--- begin ---

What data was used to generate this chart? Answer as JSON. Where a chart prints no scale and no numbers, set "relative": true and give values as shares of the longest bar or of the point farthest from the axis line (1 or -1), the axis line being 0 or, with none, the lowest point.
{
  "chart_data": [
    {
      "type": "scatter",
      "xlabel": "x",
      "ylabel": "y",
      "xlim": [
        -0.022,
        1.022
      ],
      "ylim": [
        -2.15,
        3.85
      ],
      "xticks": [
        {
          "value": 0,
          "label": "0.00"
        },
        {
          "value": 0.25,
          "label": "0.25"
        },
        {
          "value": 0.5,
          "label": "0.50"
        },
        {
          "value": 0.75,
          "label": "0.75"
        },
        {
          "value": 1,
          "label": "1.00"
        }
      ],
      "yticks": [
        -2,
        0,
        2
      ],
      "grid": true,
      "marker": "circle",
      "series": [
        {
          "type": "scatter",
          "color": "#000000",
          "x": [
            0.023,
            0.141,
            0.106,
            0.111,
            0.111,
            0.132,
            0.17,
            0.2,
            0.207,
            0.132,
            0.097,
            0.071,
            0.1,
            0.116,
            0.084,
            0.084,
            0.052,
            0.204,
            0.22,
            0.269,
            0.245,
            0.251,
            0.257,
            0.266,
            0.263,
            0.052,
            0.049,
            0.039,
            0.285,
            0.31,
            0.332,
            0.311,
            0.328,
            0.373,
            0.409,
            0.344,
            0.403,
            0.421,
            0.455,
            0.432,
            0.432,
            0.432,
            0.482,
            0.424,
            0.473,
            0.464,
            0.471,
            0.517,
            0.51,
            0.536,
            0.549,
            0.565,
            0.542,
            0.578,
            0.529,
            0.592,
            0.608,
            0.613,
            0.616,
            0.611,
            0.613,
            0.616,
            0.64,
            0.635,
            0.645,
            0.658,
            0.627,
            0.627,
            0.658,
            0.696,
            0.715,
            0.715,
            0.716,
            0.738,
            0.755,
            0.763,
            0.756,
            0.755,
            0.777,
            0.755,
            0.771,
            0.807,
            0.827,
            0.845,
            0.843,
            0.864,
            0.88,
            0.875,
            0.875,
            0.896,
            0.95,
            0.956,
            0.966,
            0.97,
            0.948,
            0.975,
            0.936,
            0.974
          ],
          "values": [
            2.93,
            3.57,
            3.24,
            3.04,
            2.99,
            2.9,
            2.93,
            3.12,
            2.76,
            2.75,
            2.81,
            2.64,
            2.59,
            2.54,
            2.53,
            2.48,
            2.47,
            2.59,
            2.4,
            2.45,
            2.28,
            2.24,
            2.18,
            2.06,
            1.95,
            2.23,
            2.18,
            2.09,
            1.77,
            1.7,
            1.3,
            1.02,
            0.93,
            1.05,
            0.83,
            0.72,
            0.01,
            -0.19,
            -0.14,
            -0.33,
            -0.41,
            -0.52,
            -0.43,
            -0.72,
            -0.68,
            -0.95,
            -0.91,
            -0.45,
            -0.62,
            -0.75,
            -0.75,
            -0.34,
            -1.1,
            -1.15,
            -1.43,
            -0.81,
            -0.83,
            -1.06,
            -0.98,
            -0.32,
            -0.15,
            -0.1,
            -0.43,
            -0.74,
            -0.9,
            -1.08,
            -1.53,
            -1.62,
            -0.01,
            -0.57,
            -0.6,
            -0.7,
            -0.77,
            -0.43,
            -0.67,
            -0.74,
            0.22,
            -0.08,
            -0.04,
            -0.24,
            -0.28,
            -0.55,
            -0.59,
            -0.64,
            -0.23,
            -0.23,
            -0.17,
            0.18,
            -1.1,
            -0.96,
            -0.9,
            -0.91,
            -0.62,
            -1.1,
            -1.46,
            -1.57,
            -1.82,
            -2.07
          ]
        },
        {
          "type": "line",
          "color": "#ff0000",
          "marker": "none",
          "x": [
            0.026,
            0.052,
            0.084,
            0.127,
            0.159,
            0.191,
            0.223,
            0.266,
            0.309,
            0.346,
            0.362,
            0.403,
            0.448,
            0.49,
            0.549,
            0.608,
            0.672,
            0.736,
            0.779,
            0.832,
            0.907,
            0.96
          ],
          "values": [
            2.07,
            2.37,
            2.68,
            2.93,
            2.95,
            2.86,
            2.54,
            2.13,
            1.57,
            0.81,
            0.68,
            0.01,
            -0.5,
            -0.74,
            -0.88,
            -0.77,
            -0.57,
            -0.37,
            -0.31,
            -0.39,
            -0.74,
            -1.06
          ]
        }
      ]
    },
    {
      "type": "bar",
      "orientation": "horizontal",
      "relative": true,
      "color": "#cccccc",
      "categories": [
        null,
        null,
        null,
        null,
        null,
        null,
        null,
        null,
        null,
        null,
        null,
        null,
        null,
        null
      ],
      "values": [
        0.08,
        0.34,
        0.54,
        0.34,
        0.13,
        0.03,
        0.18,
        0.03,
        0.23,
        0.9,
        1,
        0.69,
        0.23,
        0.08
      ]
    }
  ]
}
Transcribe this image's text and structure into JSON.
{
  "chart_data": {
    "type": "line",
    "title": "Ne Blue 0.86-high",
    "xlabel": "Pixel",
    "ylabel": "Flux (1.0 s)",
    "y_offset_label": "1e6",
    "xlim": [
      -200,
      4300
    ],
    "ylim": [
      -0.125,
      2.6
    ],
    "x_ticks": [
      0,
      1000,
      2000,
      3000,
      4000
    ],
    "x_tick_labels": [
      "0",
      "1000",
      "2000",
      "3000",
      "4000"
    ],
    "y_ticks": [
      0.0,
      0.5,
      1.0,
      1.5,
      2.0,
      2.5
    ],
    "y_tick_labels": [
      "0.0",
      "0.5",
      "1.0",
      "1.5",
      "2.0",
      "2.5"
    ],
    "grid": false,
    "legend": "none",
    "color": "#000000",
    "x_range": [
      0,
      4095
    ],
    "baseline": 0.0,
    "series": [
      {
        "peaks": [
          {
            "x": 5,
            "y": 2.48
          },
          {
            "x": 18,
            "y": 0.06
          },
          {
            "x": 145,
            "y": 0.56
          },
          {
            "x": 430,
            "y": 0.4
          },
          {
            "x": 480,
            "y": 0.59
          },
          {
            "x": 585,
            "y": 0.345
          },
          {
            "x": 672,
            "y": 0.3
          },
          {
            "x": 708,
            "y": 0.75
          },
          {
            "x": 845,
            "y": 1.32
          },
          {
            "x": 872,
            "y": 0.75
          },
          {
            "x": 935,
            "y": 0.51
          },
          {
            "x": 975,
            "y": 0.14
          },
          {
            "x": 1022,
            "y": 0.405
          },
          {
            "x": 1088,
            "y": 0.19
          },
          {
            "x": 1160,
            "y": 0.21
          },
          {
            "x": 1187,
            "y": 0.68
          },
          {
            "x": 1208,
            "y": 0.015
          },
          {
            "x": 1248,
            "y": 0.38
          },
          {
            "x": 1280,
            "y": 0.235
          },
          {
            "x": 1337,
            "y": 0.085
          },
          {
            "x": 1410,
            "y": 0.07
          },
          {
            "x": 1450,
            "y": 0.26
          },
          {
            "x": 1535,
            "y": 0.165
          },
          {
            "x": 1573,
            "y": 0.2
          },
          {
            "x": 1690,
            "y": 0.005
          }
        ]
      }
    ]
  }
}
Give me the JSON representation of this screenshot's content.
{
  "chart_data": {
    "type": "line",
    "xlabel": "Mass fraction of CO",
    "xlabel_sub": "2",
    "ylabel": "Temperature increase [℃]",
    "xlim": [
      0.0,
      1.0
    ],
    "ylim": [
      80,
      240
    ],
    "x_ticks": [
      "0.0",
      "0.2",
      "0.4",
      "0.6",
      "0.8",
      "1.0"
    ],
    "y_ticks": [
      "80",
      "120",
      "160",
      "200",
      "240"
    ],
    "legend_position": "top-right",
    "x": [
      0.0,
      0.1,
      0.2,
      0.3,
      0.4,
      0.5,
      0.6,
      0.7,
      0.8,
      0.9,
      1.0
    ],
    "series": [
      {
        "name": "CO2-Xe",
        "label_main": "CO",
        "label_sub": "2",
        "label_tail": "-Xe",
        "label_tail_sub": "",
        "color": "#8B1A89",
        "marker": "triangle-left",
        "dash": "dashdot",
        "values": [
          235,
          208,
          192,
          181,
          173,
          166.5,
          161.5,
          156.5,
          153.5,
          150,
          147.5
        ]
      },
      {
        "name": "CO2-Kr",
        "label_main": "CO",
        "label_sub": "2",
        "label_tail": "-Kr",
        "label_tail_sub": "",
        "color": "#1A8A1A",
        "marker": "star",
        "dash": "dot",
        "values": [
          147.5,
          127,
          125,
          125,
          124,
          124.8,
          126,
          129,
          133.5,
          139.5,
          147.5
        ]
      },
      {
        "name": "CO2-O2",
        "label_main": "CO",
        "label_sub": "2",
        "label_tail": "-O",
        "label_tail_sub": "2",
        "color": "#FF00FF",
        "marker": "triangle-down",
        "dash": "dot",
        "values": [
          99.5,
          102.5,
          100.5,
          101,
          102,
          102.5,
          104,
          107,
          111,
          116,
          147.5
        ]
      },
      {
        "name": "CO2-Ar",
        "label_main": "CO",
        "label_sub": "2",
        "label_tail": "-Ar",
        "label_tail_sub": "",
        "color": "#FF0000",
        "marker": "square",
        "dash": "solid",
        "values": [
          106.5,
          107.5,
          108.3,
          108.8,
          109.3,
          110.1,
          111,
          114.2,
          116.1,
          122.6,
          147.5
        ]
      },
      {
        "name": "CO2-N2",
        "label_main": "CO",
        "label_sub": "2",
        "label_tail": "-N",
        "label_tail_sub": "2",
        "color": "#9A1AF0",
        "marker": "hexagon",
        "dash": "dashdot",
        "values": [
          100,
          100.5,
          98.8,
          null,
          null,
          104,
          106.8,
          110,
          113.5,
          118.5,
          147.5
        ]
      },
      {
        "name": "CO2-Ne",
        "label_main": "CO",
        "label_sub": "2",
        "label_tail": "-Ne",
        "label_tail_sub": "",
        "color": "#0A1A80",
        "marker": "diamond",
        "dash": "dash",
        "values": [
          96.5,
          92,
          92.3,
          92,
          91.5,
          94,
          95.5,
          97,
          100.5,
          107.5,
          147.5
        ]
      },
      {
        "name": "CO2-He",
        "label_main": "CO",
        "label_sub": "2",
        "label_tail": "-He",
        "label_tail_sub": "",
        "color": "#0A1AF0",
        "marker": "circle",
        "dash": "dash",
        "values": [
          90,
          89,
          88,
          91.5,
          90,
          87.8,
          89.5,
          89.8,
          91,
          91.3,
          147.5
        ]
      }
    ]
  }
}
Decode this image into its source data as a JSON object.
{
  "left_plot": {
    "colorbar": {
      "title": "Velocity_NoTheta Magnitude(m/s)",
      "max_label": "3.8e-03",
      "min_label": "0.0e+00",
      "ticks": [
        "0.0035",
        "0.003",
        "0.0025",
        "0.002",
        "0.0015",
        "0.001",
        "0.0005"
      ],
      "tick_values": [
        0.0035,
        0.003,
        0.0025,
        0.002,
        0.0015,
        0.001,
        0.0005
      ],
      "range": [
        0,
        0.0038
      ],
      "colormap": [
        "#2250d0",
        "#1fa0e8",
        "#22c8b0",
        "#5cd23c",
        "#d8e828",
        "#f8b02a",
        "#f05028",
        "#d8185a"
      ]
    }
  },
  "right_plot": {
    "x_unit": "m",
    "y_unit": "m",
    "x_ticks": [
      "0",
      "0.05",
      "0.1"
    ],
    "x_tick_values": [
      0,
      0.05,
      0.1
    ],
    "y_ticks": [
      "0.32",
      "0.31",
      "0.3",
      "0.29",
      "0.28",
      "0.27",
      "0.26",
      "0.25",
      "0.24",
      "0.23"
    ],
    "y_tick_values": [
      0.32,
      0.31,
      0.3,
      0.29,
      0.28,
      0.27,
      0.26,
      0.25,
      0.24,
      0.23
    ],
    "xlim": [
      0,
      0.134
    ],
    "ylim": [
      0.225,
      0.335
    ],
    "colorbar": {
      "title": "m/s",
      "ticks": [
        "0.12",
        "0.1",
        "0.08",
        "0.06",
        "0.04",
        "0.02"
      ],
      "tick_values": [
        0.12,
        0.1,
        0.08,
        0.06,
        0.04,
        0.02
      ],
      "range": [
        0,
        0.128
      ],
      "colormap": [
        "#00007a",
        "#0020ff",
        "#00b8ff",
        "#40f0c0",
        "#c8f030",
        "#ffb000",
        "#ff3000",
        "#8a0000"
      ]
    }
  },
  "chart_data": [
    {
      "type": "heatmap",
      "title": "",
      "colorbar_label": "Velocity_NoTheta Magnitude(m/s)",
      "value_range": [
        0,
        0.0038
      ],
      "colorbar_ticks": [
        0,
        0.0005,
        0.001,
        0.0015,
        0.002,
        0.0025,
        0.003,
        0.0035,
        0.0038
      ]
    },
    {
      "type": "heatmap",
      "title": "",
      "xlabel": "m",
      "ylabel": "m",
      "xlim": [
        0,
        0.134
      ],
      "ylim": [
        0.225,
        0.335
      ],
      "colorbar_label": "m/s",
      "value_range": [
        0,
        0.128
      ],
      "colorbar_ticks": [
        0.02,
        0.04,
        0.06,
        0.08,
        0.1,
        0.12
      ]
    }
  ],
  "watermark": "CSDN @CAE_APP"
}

--- end ---

* EXERCISE INSTRUCTIONS *
Find every line in the records above that holds the word "marker", and copy each one.

* REPLY *
      "marker": "circle",
          "marker": "none",
        "marker": "triangle-left",
        "marker": "star",
        "marker": "triangle-down",
        "marker": "square",
        "marker": "hexagon",
        "marker": "diamond",
        "marker": "circle",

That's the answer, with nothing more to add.